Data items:
::::

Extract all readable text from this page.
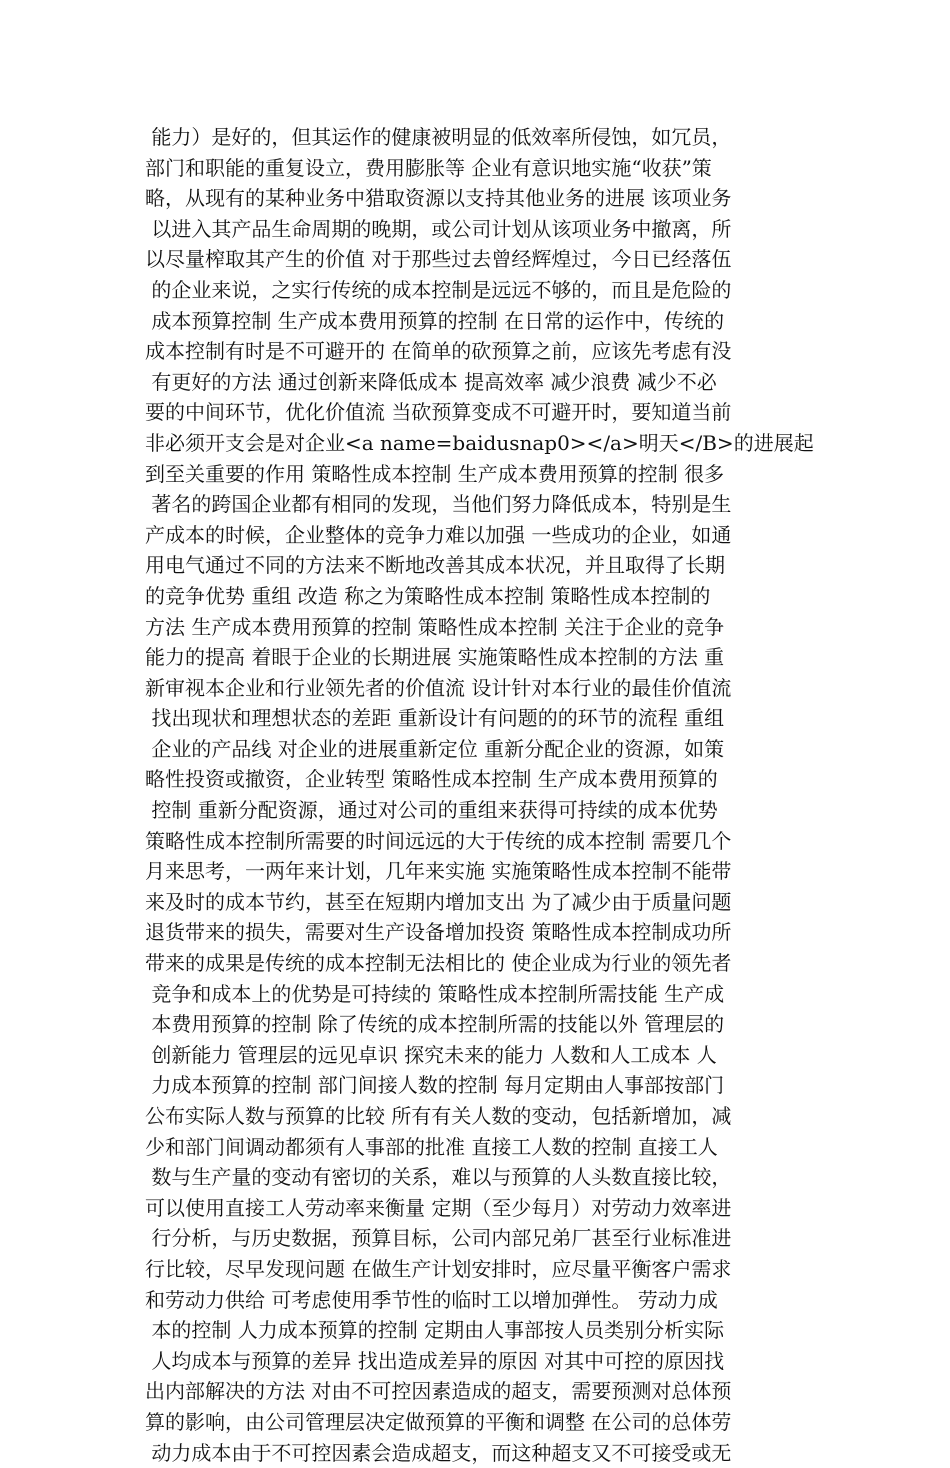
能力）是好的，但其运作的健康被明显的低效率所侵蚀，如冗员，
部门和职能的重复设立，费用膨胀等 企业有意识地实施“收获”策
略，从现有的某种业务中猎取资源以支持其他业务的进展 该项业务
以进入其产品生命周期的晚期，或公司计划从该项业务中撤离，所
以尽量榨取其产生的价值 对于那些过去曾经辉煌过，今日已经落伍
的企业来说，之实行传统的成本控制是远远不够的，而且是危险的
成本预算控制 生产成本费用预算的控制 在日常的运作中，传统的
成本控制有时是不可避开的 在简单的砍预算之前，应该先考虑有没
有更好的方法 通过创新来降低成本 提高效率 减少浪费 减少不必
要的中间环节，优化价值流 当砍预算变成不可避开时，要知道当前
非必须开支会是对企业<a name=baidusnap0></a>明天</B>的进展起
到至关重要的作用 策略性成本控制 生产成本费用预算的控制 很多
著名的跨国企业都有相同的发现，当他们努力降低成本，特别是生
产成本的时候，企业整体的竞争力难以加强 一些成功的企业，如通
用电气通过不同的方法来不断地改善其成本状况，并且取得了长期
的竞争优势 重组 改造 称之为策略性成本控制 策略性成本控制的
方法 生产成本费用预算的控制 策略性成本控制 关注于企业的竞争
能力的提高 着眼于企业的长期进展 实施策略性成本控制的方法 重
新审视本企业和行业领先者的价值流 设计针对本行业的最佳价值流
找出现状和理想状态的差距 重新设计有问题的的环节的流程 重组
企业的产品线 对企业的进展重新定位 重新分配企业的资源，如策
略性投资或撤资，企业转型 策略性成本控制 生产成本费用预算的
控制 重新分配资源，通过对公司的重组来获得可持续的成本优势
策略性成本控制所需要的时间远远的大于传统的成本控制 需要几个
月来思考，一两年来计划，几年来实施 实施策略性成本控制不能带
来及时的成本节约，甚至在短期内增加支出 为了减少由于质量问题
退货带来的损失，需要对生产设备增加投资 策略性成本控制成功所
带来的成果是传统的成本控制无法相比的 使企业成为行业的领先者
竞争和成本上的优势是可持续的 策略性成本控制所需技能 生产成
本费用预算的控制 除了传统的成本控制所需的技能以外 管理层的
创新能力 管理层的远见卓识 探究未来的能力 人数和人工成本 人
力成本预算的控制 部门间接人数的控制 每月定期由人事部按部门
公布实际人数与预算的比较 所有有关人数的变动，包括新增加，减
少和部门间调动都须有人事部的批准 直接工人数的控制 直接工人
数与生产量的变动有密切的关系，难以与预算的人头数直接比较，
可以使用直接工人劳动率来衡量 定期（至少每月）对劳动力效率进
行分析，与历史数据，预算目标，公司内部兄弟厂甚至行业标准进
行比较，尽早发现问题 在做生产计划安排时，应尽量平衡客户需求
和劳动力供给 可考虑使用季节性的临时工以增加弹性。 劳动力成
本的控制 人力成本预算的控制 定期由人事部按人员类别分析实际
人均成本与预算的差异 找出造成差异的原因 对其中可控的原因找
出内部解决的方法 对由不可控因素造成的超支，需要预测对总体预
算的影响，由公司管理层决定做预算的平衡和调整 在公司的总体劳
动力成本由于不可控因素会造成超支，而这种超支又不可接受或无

::::

Problem:
Reproduce the entries above word for word. Pictures stay out.

Response to the task:
Extract all readable text from this page.
能力）是好的，但其运作的健康被明显的低效率所侵蚀，如冗员，
部门和职能的重复设立，费用膨胀等 企业有意识地实施“收获”策
略，从现有的某种业务中猎取资源以支持其他业务的进展 该项业务
以进入其产品生命周期的晚期，或公司计划从该项业务中撤离，所
以尽量榨取其产生的价值 对于那些过去曾经辉煌过，今日已经落伍
的企业来说，之实行传统的成本控制是远远不够的，而且是危险的
成本预算控制 生产成本费用预算的控制 在日常的运作中，传统的
成本控制有时是不可避开的 在简单的砍预算之前，应该先考虑有没
有更好的方法 通过创新来降低成本 提高效率 减少浪费 减少不必
要的中间环节，优化价值流 当砍预算变成不可避开时，要知道当前
非必须开支会是对企业<a name=baidusnap0></a>明天</B>的进展起
到至关重要的作用 策略性成本控制 生产成本费用预算的控制 很多
著名的跨国企业都有相同的发现，当他们努力降低成本，特别是生
产成本的时候，企业整体的竞争力难以加强 一些成功的企业，如通
用电气通过不同的方法来不断地改善其成本状况，并且取得了长期
的竞争优势 重组 改造 称之为策略性成本控制 策略性成本控制的
方法 生产成本费用预算的控制 策略性成本控制 关注于企业的竞争
能力的提高 着眼于企业的长期进展 实施策略性成本控制的方法 重
新审视本企业和行业领先者的价值流 设计针对本行业的最佳价值流
找出现状和理想状态的差距 重新设计有问题的的环节的流程 重组
企业的产品线 对企业的进展重新定位 重新分配企业的资源，如策
略性投资或撤资，企业转型 策略性成本控制 生产成本费用预算的
控制 重新分配资源，通过对公司的重组来获得可持续的成本优势
策略性成本控制所需要的时间远远的大于传统的成本控制 需要几个
月来思考，一两年来计划，几年来实施 实施策略性成本控制不能带
来及时的成本节约，甚至在短期内增加支出 为了减少由于质量问题
退货带来的损失，需要对生产设备增加投资 策略性成本控制成功所
带来的成果是传统的成本控制无法相比的 使企业成为行业的领先者
竞争和成本上的优势是可持续的 策略性成本控制所需技能 生产成
本费用预算的控制 除了传统的成本控制所需的技能以外 管理层的
创新能力 管理层的远见卓识 探究未来的能力 人数和人工成本 人
力成本预算的控制 部门间接人数的控制 每月定期由人事部按部门
公布实际人数与预算的比较 所有有关人数的变动，包括新增加，减
少和部门间调动都须有人事部的批准 直接工人数的控制 直接工人
数与生产量的变动有密切的关系，难以与预算的人头数直接比较，
可以使用直接工人劳动率来衡量 定期（至少每月）对劳动力效率进
行分析，与历史数据，预算目标，公司内部兄弟厂甚至行业标准进
行比较，尽早发现问题 在做生产计划安排时，应尽量平衡客户需求
和劳动力供给 可考虑使用季节性的临时工以增加弹性。 劳动力成
本的控制 人力成本预算的控制 定期由人事部按人员类别分析实际
人均成本与预算的差异 找出造成差异的原因 对其中可控的原因找
出内部解决的方法 对由不可控因素造成的超支，需要预测对总体预
算的影响，由公司管理层决定做预算的平衡和调整 在公司的总体劳
动力成本由于不可控因素会造成超支，而这种超支又不可接受或无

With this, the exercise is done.